Dataset entries:
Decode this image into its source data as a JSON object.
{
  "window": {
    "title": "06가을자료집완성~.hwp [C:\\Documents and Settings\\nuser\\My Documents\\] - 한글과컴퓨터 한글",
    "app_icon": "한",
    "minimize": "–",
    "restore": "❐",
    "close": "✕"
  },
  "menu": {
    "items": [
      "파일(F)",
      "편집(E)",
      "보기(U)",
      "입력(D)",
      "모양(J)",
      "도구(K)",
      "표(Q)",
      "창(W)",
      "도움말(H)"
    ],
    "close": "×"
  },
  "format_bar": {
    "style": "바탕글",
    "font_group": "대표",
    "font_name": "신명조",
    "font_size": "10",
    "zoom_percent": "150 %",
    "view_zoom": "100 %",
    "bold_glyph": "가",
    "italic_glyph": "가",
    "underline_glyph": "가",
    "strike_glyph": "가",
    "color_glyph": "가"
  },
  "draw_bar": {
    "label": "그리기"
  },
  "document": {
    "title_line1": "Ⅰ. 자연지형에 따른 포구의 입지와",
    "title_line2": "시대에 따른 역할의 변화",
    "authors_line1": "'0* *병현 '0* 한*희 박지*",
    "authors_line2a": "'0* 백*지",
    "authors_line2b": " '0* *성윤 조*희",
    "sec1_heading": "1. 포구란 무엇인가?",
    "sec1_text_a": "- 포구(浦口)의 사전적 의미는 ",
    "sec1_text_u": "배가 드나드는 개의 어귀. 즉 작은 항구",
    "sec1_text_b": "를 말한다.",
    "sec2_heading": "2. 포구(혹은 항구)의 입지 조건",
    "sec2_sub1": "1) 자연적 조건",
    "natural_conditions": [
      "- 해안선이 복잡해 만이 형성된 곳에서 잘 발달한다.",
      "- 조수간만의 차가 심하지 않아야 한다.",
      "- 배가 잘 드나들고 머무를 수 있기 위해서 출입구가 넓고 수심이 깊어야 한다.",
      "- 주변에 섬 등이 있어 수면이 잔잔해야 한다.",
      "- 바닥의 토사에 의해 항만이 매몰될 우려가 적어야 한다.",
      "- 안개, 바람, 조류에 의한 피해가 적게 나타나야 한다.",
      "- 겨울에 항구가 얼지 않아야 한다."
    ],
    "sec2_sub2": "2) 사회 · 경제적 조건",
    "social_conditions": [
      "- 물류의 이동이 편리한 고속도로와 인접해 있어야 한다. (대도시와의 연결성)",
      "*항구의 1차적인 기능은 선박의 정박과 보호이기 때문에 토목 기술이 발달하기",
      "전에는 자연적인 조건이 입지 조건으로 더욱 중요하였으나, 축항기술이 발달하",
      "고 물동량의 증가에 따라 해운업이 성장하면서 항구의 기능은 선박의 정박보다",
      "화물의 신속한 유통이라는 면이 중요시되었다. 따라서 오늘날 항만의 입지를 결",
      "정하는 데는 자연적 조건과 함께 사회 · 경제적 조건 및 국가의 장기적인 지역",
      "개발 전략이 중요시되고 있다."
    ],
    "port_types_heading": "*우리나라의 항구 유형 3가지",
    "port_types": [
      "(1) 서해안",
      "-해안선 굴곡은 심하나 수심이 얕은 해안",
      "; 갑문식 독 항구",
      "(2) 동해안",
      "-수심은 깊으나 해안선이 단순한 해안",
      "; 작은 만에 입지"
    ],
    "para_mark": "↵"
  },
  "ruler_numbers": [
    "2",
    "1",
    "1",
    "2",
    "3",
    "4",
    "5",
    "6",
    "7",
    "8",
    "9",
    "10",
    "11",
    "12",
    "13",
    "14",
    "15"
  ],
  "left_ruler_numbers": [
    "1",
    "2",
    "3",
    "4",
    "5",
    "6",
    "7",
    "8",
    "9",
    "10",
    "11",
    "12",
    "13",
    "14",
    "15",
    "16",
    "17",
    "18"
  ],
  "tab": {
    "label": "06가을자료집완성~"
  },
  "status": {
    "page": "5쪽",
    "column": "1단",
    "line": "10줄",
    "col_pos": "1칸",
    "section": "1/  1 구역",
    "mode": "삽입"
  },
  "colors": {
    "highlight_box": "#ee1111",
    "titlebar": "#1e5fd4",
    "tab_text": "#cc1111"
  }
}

Goal: All of the lines above must be returned exactly.

Expected answer:
Decode this image into its source data as a JSON object.
{
  "window": {
    "title": "06가을자료집완성~.hwp [C:\\Documents and Settings\\nuser\\My Documents\\] - 한글과컴퓨터 한글",
    "app_icon": "한",
    "minimize": "–",
    "restore": "❐",
    "close": "✕"
  },
  "menu": {
    "items": [
      "파일(F)",
      "편집(E)",
      "보기(U)",
      "입력(D)",
      "모양(J)",
      "도구(K)",
      "표(Q)",
      "창(W)",
      "도움말(H)"
    ],
    "close": "×"
  },
  "format_bar": {
    "style": "바탕글",
    "font_group": "대표",
    "font_name": "신명조",
    "font_size": "10",
    "zoom_percent": "150 %",
    "view_zoom": "100 %",
    "bold_glyph": "가",
    "italic_glyph": "가",
    "underline_glyph": "가",
    "strike_glyph": "가",
    "color_glyph": "가"
  },
  "draw_bar": {
    "label": "그리기"
  },
  "document": {
    "title_line1": "Ⅰ. 자연지형에 따른 포구의 입지와",
    "title_line2": "시대에 따른 역할의 변화",
    "authors_line1": "'0* *병현 '0* 한*희 박지*",
    "authors_line2a": "'0* 백*지",
    "authors_line2b": " '0* *성윤 조*희",
    "sec1_heading": "1. 포구란 무엇인가?",
    "sec1_text_a": "- 포구(浦口)의 사전적 의미는 ",
    "sec1_text_u": "배가 드나드는 개의 어귀. 즉 작은 항구",
    "sec1_text_b": "를 말한다.",
    "sec2_heading": "2. 포구(혹은 항구)의 입지 조건",
    "sec2_sub1": "1) 자연적 조건",
    "natural_conditions": [
      "- 해안선이 복잡해 만이 형성된 곳에서 잘 발달한다.",
      "- 조수간만의 차가 심하지 않아야 한다.",
      "- 배가 잘 드나들고 머무를 수 있기 위해서 출입구가 넓고 수심이 깊어야 한다.",
      "- 주변에 섬 등이 있어 수면이 잔잔해야 한다.",
      "- 바닥의 토사에 의해 항만이 매몰될 우려가 적어야 한다.",
      "- 안개, 바람, 조류에 의한 피해가 적게 나타나야 한다.",
      "- 겨울에 항구가 얼지 않아야 한다."
    ],
    "sec2_sub2": "2) 사회 · 경제적 조건",
    "social_conditions": [
      "- 물류의 이동이 편리한 고속도로와 인접해 있어야 한다. (대도시와의 연결성)",
      "*항구의 1차적인 기능은 선박의 정박과 보호이기 때문에 토목 기술이 발달하기",
      "전에는 자연적인 조건이 입지 조건으로 더욱 중요하였으나, 축항기술이 발달하",
      "고 물동량의 증가에 따라 해운업이 성장하면서 항구의 기능은 선박의 정박보다",
      "화물의 신속한 유통이라는 면이 중요시되었다. 따라서 오늘날 항만의 입지를 결",
      "정하는 데는 자연적 조건과 함께 사회 · 경제적 조건 및 국가의 장기적인 지역",
      "개발 전략이 중요시되고 있다."
    ],
    "port_types_heading": "*우리나라의 항구 유형 3가지",
    "port_types": [
      "(1) 서해안",
      "-해안선 굴곡은 심하나 수심이 얕은 해안",
      "; 갑문식 독 항구",
      "(2) 동해안",
      "-수심은 깊으나 해안선이 단순한 해안",
      "; 작은 만에 입지"
    ],
    "para_mark": "↵"
  },
  "ruler_numbers": [
    "2",
    "1",
    "1",
    "2",
    "3",
    "4",
    "5",
    "6",
    "7",
    "8",
    "9",
    "10",
    "11",
    "12",
    "13",
    "14",
    "15"
  ],
  "left_ruler_numbers": [
    "1",
    "2",
    "3",
    "4",
    "5",
    "6",
    "7",
    "8",
    "9",
    "10",
    "11",
    "12",
    "13",
    "14",
    "15",
    "16",
    "17",
    "18"
  ],
  "tab": {
    "label": "06가을자료집완성~"
  },
  "status": {
    "page": "5쪽",
    "column": "1단",
    "line": "10줄",
    "col_pos": "1칸",
    "section": "1/  1 구역",
    "mode": "삽입"
  },
  "colors": {
    "highlight_box": "#ee1111",
    "titlebar": "#1e5fd4",
    "tab_text": "#cc1111"
  }
}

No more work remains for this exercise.